***** Listing

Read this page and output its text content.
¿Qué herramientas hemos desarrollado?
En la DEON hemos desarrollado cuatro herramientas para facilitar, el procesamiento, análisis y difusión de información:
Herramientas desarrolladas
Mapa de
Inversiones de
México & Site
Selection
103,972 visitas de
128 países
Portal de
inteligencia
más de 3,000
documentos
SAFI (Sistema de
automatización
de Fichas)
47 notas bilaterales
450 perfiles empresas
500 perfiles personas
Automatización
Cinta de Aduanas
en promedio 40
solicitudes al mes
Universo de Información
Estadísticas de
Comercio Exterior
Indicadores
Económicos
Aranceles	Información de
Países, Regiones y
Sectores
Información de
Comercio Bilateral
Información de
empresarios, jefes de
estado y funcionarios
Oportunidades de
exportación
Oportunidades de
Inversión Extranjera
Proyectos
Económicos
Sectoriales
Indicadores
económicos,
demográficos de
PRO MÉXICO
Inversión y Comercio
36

**********
***** Listing

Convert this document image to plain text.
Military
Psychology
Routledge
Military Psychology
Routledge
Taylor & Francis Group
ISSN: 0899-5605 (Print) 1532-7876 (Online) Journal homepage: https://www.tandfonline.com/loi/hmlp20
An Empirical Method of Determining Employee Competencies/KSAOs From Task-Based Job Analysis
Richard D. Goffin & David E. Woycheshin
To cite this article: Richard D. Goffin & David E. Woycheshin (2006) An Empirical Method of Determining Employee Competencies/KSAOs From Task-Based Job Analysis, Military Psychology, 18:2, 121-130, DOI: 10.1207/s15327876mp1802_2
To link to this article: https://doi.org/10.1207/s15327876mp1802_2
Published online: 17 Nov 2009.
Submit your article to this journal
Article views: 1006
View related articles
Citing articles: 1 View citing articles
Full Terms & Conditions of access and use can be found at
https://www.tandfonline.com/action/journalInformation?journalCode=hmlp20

**********

▶ Task to complete: Gather up the lines containing the word "David" from these records and copy them.

▶ The output:
Richard D. Goffin & David E. Woycheshin
To cite this article: Richard D. Goffin & David E. Woycheshin (2006) An Empirical Method of Determining Employee Competencies/KSAOs From Task-Based Job Analysis, Military Psychology, 18:2, 121-130, DOI: 10.1207/s15327876mp1802_2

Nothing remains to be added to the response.